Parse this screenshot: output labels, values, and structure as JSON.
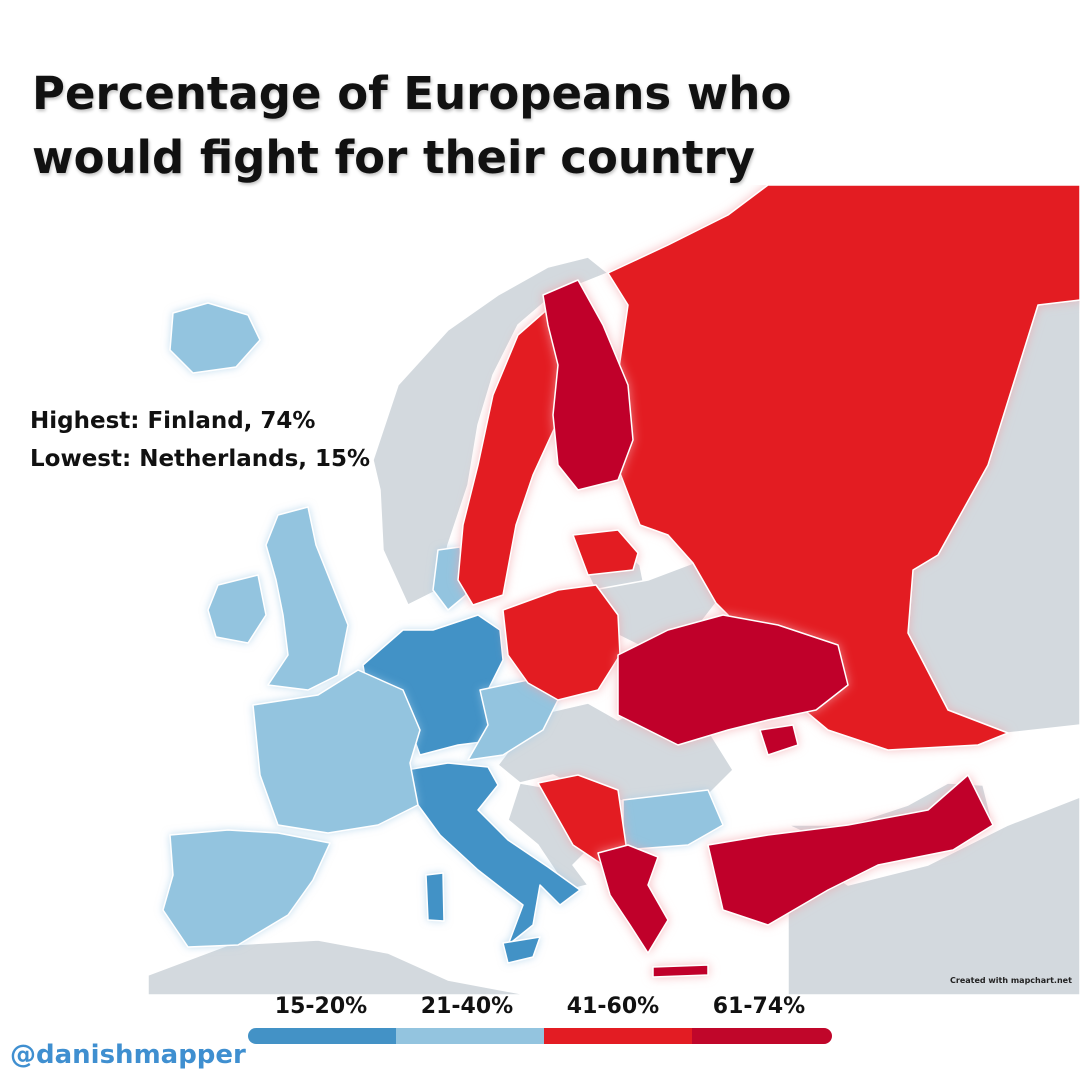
{
  "title": "Percentage of Europeans who would fight for their country",
  "stats": {
    "highest": "Highest: Finland, 74%",
    "lowest": "Lowest: Netherlands, 15%"
  },
  "legend": [
    {
      "label": "15-20%",
      "color": "#4392c6"
    },
    {
      "label": "21-40%",
      "color": "#93c4df"
    },
    {
      "label": "41-60%",
      "color": "#e31c23"
    },
    {
      "label": "61-74%",
      "color": "#c0062a"
    }
  ],
  "colors": {
    "no_data": "#d3d9de",
    "sea": "#ffffff",
    "border": "#ffffff"
  },
  "credit": "Created with mapchart.net",
  "handle": "@danishmapper"
}
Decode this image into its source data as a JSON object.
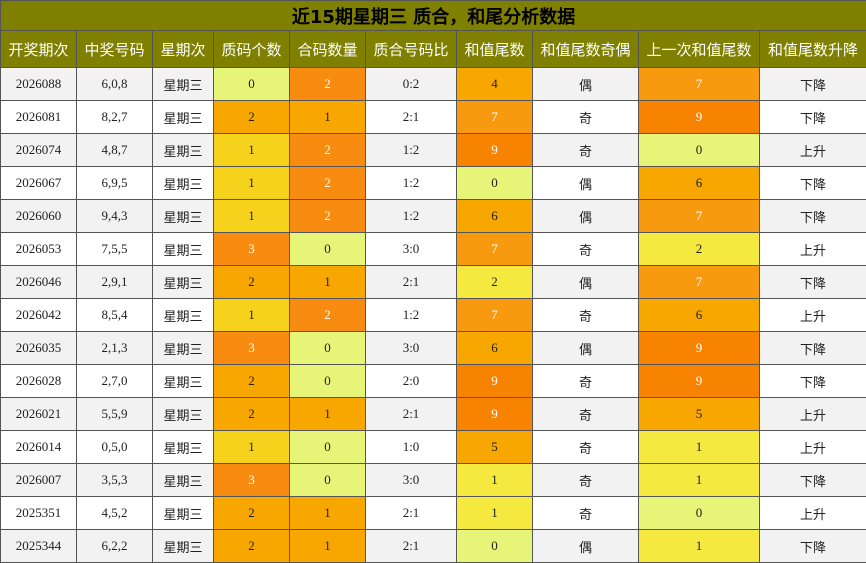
{
  "title": "近15期星期三 质合，和尾分析数据",
  "columns": [
    "开奖期次",
    "中奖号码",
    "星期次",
    "质码个数",
    "合码数量",
    "质合号码比",
    "和值尾数",
    "和值尾数奇偶",
    "上一次和值尾数",
    "和值尾数升降"
  ],
  "colors": {
    "header_bg": "#808000",
    "heat_0": "#e6f477",
    "heat_1": "#f5e83f",
    "heat_2": "#f7d21c",
    "heat_3": "#f8a600",
    "heat_4": "#f78c10",
    "heat_5": "#f8a600",
    "heat_6": "#f8a600",
    "heat_7": "#f89a10",
    "heat_9": "#f78300"
  },
  "rows": [
    {
      "period": "2026088",
      "numbers": "6,0,8",
      "weekday": "星期三",
      "prime_count": "0",
      "composite_count": "2",
      "ratio": "0:2",
      "sum_tail": "4",
      "parity": "偶",
      "prev_tail": "7",
      "trend": "下降"
    },
    {
      "period": "2026081",
      "numbers": "8,2,7",
      "weekday": "星期三",
      "prime_count": "2",
      "composite_count": "1",
      "ratio": "2:1",
      "sum_tail": "7",
      "parity": "奇",
      "prev_tail": "9",
      "trend": "下降"
    },
    {
      "period": "2026074",
      "numbers": "4,8,7",
      "weekday": "星期三",
      "prime_count": "1",
      "composite_count": "2",
      "ratio": "1:2",
      "sum_tail": "9",
      "parity": "奇",
      "prev_tail": "0",
      "trend": "上升"
    },
    {
      "period": "2026067",
      "numbers": "6,9,5",
      "weekday": "星期三",
      "prime_count": "1",
      "composite_count": "2",
      "ratio": "1:2",
      "sum_tail": "0",
      "parity": "偶",
      "prev_tail": "6",
      "trend": "下降"
    },
    {
      "period": "2026060",
      "numbers": "9,4,3",
      "weekday": "星期三",
      "prime_count": "1",
      "composite_count": "2",
      "ratio": "1:2",
      "sum_tail": "6",
      "parity": "偶",
      "prev_tail": "7",
      "trend": "下降"
    },
    {
      "period": "2026053",
      "numbers": "7,5,5",
      "weekday": "星期三",
      "prime_count": "3",
      "composite_count": "0",
      "ratio": "3:0",
      "sum_tail": "7",
      "parity": "奇",
      "prev_tail": "2",
      "trend": "上升"
    },
    {
      "period": "2026046",
      "numbers": "2,9,1",
      "weekday": "星期三",
      "prime_count": "2",
      "composite_count": "1",
      "ratio": "2:1",
      "sum_tail": "2",
      "parity": "偶",
      "prev_tail": "7",
      "trend": "下降"
    },
    {
      "period": "2026042",
      "numbers": "8,5,4",
      "weekday": "星期三",
      "prime_count": "1",
      "composite_count": "2",
      "ratio": "1:2",
      "sum_tail": "7",
      "parity": "奇",
      "prev_tail": "6",
      "trend": "上升"
    },
    {
      "period": "2026035",
      "numbers": "2,1,3",
      "weekday": "星期三",
      "prime_count": "3",
      "composite_count": "0",
      "ratio": "3:0",
      "sum_tail": "6",
      "parity": "偶",
      "prev_tail": "9",
      "trend": "下降"
    },
    {
      "period": "2026028",
      "numbers": "2,7,0",
      "weekday": "星期三",
      "prime_count": "2",
      "composite_count": "0",
      "ratio": "2:0",
      "sum_tail": "9",
      "parity": "奇",
      "prev_tail": "9",
      "trend": "下降"
    },
    {
      "period": "2026021",
      "numbers": "5,5,9",
      "weekday": "星期三",
      "prime_count": "2",
      "composite_count": "1",
      "ratio": "2:1",
      "sum_tail": "9",
      "parity": "奇",
      "prev_tail": "5",
      "trend": "上升"
    },
    {
      "period": "2026014",
      "numbers": "0,5,0",
      "weekday": "星期三",
      "prime_count": "1",
      "composite_count": "0",
      "ratio": "1:0",
      "sum_tail": "5",
      "parity": "奇",
      "prev_tail": "1",
      "trend": "上升"
    },
    {
      "period": "2026007",
      "numbers": "3,5,3",
      "weekday": "星期三",
      "prime_count": "3",
      "composite_count": "0",
      "ratio": "3:0",
      "sum_tail": "1",
      "parity": "奇",
      "prev_tail": "1",
      "trend": "下降"
    },
    {
      "period": "2025351",
      "numbers": "4,5,2",
      "weekday": "星期三",
      "prime_count": "2",
      "composite_count": "1",
      "ratio": "2:1",
      "sum_tail": "1",
      "parity": "奇",
      "prev_tail": "0",
      "trend": "上升"
    },
    {
      "period": "2025344",
      "numbers": "6,2,2",
      "weekday": "星期三",
      "prime_count": "2",
      "composite_count": "1",
      "ratio": "2:1",
      "sum_tail": "0",
      "parity": "偶",
      "prev_tail": "1",
      "trend": "下降"
    }
  ]
}
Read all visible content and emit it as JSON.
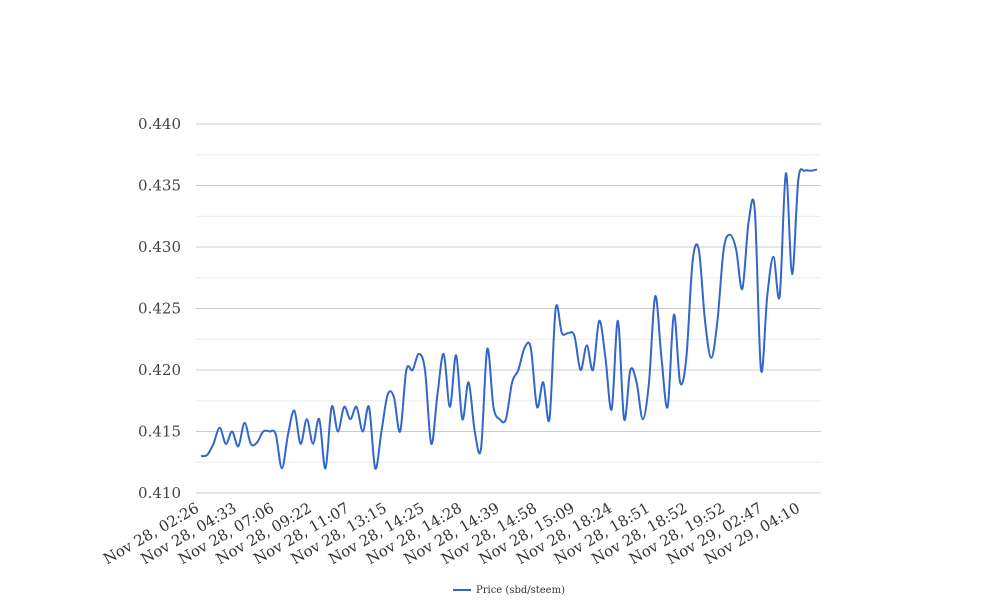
{
  "chart_data": {
    "type": "line",
    "title": "",
    "xlabel": "",
    "ylabel": "",
    "ylim": [
      0.41,
      0.44
    ],
    "y_ticks": [
      "0.410",
      "0.415",
      "0.420",
      "0.425",
      "0.430",
      "0.435",
      "0.440"
    ],
    "x_tick_labels": [
      "Nov 28, 02:26",
      "Nov 28, 04:33",
      "Nov 28, 07:06",
      "Nov 28, 09:22",
      "Nov 28, 11:07",
      "Nov 28, 13:15",
      "Nov 28, 14:25",
      "Nov 28, 14:28",
      "Nov 28, 14:39",
      "Nov 28, 14:58",
      "Nov 28, 15:09",
      "Nov 28, 18:24",
      "Nov 28, 18:51",
      "Nov 28, 18:52",
      "Nov 28, 19:52",
      "Nov 29, 02:47",
      "Nov 29, 04:10"
    ],
    "grid": true,
    "legend": "bottom-center",
    "series": [
      {
        "name": "Price (sbd/steem)",
        "color": "#3366cc",
        "values": [
          0.413,
          0.4131,
          0.414,
          0.4153,
          0.414,
          0.415,
          0.4138,
          0.4157,
          0.414,
          0.4141,
          0.415,
          0.415,
          0.4148,
          0.412,
          0.4148,
          0.4167,
          0.414,
          0.416,
          0.414,
          0.416,
          0.412,
          0.417,
          0.415,
          0.417,
          0.416,
          0.417,
          0.415,
          0.417,
          0.412,
          0.415,
          0.418,
          0.4178,
          0.415,
          0.42,
          0.42,
          0.4213,
          0.42,
          0.414,
          0.418,
          0.4213,
          0.417,
          0.4212,
          0.416,
          0.419,
          0.415,
          0.4136,
          0.4217,
          0.417,
          0.416,
          0.416,
          0.419,
          0.42,
          0.4218,
          0.4218,
          0.417,
          0.419,
          0.416,
          0.425,
          0.423,
          0.423,
          0.4228,
          0.42,
          0.422,
          0.42,
          0.424,
          0.421,
          0.4168,
          0.424,
          0.416,
          0.42,
          0.419,
          0.416,
          0.419,
          0.426,
          0.421,
          0.417,
          0.4245,
          0.419,
          0.421,
          0.4288,
          0.4298,
          0.424,
          0.421,
          0.424,
          0.4298,
          0.431,
          0.4298,
          0.4266,
          0.432,
          0.433,
          0.42,
          0.426,
          0.4292,
          0.426,
          0.436,
          0.4278,
          0.4355,
          0.4362,
          0.4362,
          0.4363
        ]
      }
    ]
  }
}
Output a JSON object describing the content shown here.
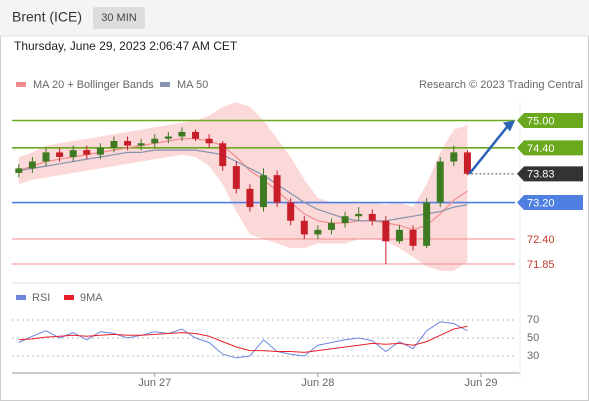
.....
*What you have to do*
Count how many lines hold the string "object" and give that number alone.

*Completed task*
2